_WORK INSTRUCTIONS_
Copy out each line of the data holding "chlorine".

━━━━━ RECORDS FOR THIS TASK

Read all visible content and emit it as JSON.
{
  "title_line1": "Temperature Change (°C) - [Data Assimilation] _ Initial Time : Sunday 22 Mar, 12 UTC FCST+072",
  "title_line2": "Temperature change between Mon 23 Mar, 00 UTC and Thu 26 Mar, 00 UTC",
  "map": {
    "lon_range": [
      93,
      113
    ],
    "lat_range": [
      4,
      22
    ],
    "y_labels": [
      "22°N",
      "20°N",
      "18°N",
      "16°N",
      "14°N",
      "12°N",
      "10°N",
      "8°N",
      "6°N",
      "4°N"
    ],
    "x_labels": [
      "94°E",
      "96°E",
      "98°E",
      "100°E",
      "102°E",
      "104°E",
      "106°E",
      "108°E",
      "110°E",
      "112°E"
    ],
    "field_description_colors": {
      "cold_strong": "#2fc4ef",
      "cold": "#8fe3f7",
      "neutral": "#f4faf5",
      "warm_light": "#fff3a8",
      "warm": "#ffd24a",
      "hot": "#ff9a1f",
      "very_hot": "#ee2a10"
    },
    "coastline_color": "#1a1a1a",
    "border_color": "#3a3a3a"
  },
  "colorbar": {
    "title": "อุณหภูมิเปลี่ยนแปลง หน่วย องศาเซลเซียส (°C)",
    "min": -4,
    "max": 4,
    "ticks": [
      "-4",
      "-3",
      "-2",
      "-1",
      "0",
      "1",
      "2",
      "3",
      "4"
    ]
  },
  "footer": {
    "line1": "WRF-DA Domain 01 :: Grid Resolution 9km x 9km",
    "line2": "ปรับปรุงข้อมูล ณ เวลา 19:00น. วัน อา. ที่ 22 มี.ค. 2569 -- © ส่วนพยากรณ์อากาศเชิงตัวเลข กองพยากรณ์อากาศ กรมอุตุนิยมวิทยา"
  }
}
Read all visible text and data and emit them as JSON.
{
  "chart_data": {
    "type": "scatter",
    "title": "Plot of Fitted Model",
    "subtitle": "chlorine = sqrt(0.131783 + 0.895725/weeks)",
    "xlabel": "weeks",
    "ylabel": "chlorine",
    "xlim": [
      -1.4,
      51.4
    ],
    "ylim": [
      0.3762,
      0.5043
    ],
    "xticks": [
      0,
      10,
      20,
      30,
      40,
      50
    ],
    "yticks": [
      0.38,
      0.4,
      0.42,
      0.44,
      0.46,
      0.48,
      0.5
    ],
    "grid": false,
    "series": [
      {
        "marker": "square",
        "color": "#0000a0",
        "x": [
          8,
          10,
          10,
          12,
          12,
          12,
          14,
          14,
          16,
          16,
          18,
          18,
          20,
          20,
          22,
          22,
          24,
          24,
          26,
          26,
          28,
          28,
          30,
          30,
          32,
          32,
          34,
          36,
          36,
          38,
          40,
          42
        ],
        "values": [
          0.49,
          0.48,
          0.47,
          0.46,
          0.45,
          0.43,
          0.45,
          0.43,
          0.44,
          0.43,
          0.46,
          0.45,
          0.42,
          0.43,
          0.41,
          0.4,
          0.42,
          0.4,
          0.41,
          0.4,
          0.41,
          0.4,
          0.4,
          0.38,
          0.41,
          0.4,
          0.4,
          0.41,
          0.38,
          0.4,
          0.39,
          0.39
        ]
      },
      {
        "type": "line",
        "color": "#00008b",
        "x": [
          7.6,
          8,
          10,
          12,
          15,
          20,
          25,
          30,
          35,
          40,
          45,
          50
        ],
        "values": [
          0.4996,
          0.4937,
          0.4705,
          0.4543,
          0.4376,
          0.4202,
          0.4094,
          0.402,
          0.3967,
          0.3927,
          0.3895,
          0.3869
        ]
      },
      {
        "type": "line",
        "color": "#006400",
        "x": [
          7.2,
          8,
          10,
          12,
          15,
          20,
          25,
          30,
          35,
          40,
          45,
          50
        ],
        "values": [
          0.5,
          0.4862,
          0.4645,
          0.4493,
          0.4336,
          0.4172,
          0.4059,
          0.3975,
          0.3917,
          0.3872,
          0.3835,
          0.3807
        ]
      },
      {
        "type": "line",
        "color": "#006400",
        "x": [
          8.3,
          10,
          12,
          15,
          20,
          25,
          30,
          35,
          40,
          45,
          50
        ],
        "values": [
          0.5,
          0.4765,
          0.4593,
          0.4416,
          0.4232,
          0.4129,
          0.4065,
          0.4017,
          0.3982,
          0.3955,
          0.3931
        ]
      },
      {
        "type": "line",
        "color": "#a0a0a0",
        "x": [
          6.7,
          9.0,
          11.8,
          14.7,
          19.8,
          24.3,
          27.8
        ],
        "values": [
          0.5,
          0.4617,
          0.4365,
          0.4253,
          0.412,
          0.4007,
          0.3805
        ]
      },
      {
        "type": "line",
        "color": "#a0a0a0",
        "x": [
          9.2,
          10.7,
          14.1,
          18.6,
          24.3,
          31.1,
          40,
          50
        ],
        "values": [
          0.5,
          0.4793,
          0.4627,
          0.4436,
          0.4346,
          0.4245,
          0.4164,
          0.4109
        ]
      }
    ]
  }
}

━━━━━━━━━━

_RESULT OF THIS EXERCISE_
    "subtitle": "chlorine = sqrt(0.131783 + 0.895725/weeks)",
    "ylabel": "chlorine",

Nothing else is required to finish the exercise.